*Exercise instructions*. All lines holding the string "longer" are to be shown.

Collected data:
========
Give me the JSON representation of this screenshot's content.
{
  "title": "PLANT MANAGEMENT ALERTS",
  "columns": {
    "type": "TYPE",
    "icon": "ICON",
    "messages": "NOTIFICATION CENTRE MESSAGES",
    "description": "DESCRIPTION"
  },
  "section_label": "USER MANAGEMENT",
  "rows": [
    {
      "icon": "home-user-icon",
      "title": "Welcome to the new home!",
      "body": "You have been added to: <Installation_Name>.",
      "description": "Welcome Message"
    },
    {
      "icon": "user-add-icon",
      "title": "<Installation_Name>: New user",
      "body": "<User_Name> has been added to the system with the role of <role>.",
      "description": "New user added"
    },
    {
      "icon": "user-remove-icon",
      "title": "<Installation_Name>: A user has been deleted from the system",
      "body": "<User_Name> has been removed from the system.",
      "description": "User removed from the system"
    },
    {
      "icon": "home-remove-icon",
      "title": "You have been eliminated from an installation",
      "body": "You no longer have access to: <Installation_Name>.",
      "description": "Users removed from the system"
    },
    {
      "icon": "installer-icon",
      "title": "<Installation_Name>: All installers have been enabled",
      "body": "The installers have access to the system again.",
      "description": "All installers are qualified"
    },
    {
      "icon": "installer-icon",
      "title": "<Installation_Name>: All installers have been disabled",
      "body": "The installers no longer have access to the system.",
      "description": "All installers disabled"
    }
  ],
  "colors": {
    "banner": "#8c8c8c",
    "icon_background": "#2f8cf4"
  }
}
========
*The answer*.
      "body": "You no longer have access to: <Installation_Name>.",
      "body": "The installers no longer have access to the system.",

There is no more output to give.